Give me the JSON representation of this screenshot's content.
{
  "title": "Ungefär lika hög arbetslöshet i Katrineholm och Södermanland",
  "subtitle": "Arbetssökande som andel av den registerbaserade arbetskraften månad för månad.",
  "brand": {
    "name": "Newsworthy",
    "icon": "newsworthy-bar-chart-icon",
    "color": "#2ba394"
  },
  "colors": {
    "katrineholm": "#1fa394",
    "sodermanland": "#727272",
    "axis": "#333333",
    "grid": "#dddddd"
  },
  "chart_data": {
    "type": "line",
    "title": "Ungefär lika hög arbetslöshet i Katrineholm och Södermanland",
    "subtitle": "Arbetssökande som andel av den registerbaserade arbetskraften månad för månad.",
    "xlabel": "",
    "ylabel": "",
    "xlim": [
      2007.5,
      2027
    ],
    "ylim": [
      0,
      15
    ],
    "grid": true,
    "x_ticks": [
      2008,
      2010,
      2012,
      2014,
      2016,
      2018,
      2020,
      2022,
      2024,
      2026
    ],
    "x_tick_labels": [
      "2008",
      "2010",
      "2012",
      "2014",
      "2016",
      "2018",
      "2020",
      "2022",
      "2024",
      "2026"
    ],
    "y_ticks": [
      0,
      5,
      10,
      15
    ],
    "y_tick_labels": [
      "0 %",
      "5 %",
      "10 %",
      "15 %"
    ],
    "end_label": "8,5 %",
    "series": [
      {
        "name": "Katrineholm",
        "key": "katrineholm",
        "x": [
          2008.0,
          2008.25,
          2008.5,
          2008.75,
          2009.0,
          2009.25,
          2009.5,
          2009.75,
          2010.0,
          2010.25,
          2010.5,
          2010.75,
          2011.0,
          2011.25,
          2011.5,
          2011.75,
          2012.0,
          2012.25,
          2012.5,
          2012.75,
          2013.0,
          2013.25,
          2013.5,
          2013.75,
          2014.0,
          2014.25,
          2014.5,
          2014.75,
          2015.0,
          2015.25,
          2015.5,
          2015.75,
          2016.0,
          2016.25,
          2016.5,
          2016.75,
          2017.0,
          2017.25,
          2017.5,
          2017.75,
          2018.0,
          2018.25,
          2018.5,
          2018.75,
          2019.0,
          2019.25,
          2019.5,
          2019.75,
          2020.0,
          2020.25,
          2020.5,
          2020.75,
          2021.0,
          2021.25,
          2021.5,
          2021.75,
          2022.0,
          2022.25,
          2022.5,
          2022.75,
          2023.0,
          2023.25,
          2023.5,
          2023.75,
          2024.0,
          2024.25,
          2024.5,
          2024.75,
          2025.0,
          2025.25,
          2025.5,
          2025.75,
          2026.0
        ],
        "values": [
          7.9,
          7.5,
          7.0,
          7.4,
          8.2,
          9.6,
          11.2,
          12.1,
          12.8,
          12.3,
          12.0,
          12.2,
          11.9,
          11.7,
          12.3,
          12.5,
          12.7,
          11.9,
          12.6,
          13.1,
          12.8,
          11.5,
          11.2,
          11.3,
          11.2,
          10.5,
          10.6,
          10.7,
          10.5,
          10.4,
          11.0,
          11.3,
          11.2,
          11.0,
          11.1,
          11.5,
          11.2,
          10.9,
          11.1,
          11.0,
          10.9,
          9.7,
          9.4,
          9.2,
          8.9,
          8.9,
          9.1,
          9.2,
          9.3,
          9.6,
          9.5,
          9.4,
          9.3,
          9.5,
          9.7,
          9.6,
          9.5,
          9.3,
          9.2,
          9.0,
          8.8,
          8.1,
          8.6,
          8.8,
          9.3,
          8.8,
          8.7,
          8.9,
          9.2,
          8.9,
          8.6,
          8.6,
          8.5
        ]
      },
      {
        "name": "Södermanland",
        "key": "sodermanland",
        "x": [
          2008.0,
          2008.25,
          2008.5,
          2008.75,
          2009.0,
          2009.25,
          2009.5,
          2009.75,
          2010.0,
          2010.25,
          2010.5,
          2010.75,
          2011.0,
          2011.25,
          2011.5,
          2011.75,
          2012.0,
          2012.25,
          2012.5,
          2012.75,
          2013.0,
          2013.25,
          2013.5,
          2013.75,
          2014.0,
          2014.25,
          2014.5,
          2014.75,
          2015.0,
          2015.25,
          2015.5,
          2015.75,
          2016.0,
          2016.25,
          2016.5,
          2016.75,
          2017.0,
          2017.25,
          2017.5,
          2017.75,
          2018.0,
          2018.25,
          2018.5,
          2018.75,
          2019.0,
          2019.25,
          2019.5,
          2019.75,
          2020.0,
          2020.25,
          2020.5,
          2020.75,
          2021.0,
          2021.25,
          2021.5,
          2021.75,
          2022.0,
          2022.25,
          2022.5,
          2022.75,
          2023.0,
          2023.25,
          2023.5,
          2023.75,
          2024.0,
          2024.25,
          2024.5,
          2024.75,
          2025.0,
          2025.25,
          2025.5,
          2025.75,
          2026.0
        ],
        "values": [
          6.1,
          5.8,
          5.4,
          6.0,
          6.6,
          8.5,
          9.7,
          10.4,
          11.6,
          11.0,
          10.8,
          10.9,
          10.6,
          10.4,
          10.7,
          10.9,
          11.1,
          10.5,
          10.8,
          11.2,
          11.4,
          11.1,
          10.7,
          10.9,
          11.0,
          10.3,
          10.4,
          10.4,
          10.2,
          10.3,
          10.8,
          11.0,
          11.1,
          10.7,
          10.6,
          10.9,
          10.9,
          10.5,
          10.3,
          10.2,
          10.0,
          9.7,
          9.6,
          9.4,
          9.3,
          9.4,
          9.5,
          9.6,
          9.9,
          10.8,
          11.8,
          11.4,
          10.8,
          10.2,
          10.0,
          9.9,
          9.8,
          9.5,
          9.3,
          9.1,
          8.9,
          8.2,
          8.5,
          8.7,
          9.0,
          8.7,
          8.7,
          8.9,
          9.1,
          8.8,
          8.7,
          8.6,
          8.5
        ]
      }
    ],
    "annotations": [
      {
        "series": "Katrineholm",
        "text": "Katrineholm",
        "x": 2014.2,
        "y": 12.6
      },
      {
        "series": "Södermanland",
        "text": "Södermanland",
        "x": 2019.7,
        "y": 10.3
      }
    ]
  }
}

* * * * *

▸ Problem
Count up the lines in the listing that hold the word "Arbetssökande", and give that number only.

▸ Response
2